=== Description of the task ===
Show every line of the records below that contains the word "this".

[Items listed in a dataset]
______________________________

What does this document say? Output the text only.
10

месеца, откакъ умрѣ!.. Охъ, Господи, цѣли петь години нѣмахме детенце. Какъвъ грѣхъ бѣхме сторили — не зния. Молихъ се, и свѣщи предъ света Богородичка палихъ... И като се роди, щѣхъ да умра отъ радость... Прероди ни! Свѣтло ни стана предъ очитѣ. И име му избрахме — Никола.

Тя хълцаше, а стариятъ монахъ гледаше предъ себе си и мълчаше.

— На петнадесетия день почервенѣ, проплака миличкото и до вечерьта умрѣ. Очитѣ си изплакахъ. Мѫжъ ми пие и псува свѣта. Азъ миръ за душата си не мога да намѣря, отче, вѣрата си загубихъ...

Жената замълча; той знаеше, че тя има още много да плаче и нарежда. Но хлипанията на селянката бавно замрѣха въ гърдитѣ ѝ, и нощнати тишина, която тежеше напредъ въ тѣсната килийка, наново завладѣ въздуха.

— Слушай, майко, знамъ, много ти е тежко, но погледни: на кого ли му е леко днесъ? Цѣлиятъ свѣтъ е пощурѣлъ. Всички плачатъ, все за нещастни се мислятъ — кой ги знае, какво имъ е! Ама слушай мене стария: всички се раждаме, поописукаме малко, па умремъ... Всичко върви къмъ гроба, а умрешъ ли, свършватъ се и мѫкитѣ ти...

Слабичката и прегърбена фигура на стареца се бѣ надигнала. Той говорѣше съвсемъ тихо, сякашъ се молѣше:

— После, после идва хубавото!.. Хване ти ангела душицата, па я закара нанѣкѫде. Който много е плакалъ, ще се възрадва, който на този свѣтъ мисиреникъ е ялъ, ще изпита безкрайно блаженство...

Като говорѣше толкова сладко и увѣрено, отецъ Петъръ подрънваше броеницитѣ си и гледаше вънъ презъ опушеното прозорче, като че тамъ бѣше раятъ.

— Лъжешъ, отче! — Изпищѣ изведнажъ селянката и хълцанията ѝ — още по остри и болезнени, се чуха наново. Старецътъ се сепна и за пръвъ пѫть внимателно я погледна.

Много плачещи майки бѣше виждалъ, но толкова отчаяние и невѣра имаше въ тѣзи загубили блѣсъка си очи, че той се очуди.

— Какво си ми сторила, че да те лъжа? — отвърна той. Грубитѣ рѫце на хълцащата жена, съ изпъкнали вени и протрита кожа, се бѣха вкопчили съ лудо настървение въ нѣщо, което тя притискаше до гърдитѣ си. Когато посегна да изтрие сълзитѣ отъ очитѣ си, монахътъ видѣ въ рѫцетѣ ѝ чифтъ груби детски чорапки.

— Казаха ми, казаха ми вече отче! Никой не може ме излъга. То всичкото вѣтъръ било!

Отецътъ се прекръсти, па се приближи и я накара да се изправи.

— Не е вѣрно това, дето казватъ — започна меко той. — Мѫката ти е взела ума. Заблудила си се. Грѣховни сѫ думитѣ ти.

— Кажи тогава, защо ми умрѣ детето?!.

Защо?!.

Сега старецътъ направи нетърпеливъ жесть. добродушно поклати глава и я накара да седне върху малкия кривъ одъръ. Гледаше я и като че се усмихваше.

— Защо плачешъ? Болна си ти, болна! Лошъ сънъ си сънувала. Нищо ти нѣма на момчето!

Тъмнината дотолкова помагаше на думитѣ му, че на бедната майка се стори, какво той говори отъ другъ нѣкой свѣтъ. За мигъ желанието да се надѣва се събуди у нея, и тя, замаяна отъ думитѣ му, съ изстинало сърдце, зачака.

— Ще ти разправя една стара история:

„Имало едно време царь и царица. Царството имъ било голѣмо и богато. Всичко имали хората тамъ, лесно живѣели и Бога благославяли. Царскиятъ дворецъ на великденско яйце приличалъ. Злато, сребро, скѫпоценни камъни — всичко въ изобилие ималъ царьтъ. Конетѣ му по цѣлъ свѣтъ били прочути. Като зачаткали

______________________________

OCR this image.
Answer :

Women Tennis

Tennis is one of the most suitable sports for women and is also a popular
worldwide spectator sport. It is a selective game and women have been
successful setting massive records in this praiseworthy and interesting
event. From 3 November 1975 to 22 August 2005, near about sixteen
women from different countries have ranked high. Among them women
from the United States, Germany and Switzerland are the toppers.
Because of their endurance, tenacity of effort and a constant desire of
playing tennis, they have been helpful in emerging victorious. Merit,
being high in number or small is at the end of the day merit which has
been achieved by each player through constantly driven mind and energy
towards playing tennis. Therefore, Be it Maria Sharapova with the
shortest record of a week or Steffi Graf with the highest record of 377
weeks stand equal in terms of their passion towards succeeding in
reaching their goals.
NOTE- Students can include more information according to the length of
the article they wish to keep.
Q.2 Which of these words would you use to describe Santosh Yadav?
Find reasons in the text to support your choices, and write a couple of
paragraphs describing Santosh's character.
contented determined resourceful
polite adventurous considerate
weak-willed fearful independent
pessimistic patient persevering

______________________________

=== Complete output ===
What does this document say? Output the text only.
OCR this image.
successful setting massive records in this praiseworthy and interesting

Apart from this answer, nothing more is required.